## Your instructions
Each line that follows should be printed again exactly as it stands.

─── Material provided

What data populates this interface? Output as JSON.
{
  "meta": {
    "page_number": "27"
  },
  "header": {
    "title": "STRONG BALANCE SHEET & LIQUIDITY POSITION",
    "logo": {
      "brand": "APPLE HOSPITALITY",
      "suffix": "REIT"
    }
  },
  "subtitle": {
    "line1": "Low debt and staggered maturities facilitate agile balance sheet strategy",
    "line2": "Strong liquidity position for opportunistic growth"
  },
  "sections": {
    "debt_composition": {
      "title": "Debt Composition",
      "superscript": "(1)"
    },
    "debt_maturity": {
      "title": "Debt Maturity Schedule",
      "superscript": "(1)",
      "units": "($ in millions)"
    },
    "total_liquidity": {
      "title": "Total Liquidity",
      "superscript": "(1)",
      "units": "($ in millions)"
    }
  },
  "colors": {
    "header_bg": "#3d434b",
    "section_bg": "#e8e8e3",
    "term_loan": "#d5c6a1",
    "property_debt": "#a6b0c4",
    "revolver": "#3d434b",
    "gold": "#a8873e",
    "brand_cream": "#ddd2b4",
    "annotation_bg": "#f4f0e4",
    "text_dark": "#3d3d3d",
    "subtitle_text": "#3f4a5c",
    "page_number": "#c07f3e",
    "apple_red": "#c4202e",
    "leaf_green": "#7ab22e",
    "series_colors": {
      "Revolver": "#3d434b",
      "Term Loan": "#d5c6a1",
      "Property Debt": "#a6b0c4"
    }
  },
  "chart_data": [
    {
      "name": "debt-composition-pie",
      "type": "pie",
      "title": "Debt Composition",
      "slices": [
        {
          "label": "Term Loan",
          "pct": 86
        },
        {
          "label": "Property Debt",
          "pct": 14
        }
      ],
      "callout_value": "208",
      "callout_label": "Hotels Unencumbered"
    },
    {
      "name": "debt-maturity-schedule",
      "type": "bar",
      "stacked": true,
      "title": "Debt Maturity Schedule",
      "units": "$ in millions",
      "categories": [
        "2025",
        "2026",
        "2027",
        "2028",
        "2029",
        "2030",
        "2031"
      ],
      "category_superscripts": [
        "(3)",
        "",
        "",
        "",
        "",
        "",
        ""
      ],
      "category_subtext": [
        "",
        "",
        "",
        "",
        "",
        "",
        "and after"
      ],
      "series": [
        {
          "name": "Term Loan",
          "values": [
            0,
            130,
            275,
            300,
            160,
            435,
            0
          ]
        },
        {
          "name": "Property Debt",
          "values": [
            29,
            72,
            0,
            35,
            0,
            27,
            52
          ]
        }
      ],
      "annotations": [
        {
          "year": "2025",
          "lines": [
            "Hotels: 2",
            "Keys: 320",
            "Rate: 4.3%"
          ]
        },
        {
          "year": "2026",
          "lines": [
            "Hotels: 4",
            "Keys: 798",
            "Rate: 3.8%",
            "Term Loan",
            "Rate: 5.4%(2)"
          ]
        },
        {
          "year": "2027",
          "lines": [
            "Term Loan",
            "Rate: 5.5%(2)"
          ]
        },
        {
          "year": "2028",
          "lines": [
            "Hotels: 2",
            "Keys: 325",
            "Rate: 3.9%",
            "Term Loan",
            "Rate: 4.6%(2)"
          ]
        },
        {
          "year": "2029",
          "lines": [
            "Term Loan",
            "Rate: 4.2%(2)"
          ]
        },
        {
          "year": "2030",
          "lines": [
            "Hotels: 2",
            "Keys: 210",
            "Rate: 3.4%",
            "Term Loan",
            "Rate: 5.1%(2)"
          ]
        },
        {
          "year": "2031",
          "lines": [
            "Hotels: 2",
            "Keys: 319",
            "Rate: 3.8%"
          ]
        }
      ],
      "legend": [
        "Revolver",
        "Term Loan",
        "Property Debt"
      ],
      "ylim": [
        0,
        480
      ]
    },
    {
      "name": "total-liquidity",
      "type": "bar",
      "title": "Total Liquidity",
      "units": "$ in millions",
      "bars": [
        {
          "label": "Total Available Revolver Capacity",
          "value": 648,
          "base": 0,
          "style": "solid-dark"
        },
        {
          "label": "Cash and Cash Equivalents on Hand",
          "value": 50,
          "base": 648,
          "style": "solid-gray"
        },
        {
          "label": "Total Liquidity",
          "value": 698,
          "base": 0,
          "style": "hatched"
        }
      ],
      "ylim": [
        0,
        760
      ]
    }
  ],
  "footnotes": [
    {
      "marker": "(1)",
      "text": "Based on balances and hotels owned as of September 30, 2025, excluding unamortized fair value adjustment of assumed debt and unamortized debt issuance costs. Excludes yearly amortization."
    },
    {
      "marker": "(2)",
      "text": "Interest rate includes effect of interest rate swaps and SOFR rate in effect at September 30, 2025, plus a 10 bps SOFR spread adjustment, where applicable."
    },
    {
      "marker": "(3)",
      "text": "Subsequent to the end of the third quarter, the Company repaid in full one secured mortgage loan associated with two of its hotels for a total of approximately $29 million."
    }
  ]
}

──────

## Full solution
What data populates this interface? Output as JSON.
{
  "meta": {
    "page_number": "27"
  },
  "header": {
    "title": "STRONG BALANCE SHEET & LIQUIDITY POSITION",
    "logo": {
      "brand": "APPLE HOSPITALITY",
      "suffix": "REIT"
    }
  },
  "subtitle": {
    "line1": "Low debt and staggered maturities facilitate agile balance sheet strategy",
    "line2": "Strong liquidity position for opportunistic growth"
  },
  "sections": {
    "debt_composition": {
      "title": "Debt Composition",
      "superscript": "(1)"
    },
    "debt_maturity": {
      "title": "Debt Maturity Schedule",
      "superscript": "(1)",
      "units": "($ in millions)"
    },
    "total_liquidity": {
      "title": "Total Liquidity",
      "superscript": "(1)",
      "units": "($ in millions)"
    }
  },
  "colors": {
    "header_bg": "#3d434b",
    "section_bg": "#e8e8e3",
    "term_loan": "#d5c6a1",
    "property_debt": "#a6b0c4",
    "revolver": "#3d434b",
    "gold": "#a8873e",
    "brand_cream": "#ddd2b4",
    "annotation_bg": "#f4f0e4",
    "text_dark": "#3d3d3d",
    "subtitle_text": "#3f4a5c",
    "page_number": "#c07f3e",
    "apple_red": "#c4202e",
    "leaf_green": "#7ab22e",
    "series_colors": {
      "Revolver": "#3d434b",
      "Term Loan": "#d5c6a1",
      "Property Debt": "#a6b0c4"
    }
  },
  "chart_data": [
    {
      "name": "debt-composition-pie",
      "type": "pie",
      "title": "Debt Composition",
      "slices": [
        {
          "label": "Term Loan",
          "pct": 86
        },
        {
          "label": "Property Debt",
          "pct": 14
        }
      ],
      "callout_value": "208",
      "callout_label": "Hotels Unencumbered"
    },
    {
      "name": "debt-maturity-schedule",
      "type": "bar",
      "stacked": true,
      "title": "Debt Maturity Schedule",
      "units": "$ in millions",
      "categories": [
        "2025",
        "2026",
        "2027",
        "2028",
        "2029",
        "2030",
        "2031"
      ],
      "category_superscripts": [
        "(3)",
        "",
        "",
        "",
        "",
        "",
        ""
      ],
      "category_subtext": [
        "",
        "",
        "",
        "",
        "",
        "",
        "and after"
      ],
      "series": [
        {
          "name": "Term Loan",
          "values": [
            0,
            130,
            275,
            300,
            160,
            435,
            0
          ]
        },
        {
          "name": "Property Debt",
          "values": [
            29,
            72,
            0,
            35,
            0,
            27,
            52
          ]
        }
      ],
      "annotations": [
        {
          "year": "2025",
          "lines": [
            "Hotels: 2",
            "Keys: 320",
            "Rate: 4.3%"
          ]
        },
        {
          "year": "2026",
          "lines": [
            "Hotels: 4",
            "Keys: 798",
            "Rate: 3.8%",
            "Term Loan",
            "Rate: 5.4%(2)"
          ]
        },
        {
          "year": "2027",
          "lines": [
            "Term Loan",
            "Rate: 5.5%(2)"
          ]
        },
        {
          "year": "2028",
          "lines": [
            "Hotels: 2",
            "Keys: 325",
            "Rate: 3.9%",
            "Term Loan",
            "Rate: 4.6%(2)"
          ]
        },
        {
          "year": "2029",
          "lines": [
            "Term Loan",
            "Rate: 4.2%(2)"
          ]
        },
        {
          "year": "2030",
          "lines": [
            "Hotels: 2",
            "Keys: 210",
            "Rate: 3.4%",
            "Term Loan",
            "Rate: 5.1%(2)"
          ]
        },
        {
          "year": "2031",
          "lines": [
            "Hotels: 2",
            "Keys: 319",
            "Rate: 3.8%"
          ]
        }
      ],
      "legend": [
        "Revolver",
        "Term Loan",
        "Property Debt"
      ],
      "ylim": [
        0,
        480
      ]
    },
    {
      "name": "total-liquidity",
      "type": "bar",
      "title": "Total Liquidity",
      "units": "$ in millions",
      "bars": [
        {
          "label": "Total Available Revolver Capacity",
          "value": 648,
          "base": 0,
          "style": "solid-dark"
        },
        {
          "label": "Cash and Cash Equivalents on Hand",
          "value": 50,
          "base": 648,
          "style": "solid-gray"
        },
        {
          "label": "Total Liquidity",
          "value": 698,
          "base": 0,
          "style": "hatched"
        }
      ],
      "ylim": [
        0,
        760
      ]
    }
  ],
  "footnotes": [
    {
      "marker": "(1)",
      "text": "Based on balances and hotels owned as of September 30, 2025, excluding unamortized fair value adjustment of assumed debt and unamortized debt issuance costs. Excludes yearly amortization."
    },
    {
      "marker": "(2)",
      "text": "Interest rate includes effect of interest rate swaps and SOFR rate in effect at September 30, 2025, plus a 10 bps SOFR spread adjustment, where applicable."
    },
    {
      "marker": "(3)",
      "text": "Subsequent to the end of the third quarter, the Company repaid in full one secured mortgage loan associated with two of its hotels for a total of approximately $29 million."
    }
  ]
}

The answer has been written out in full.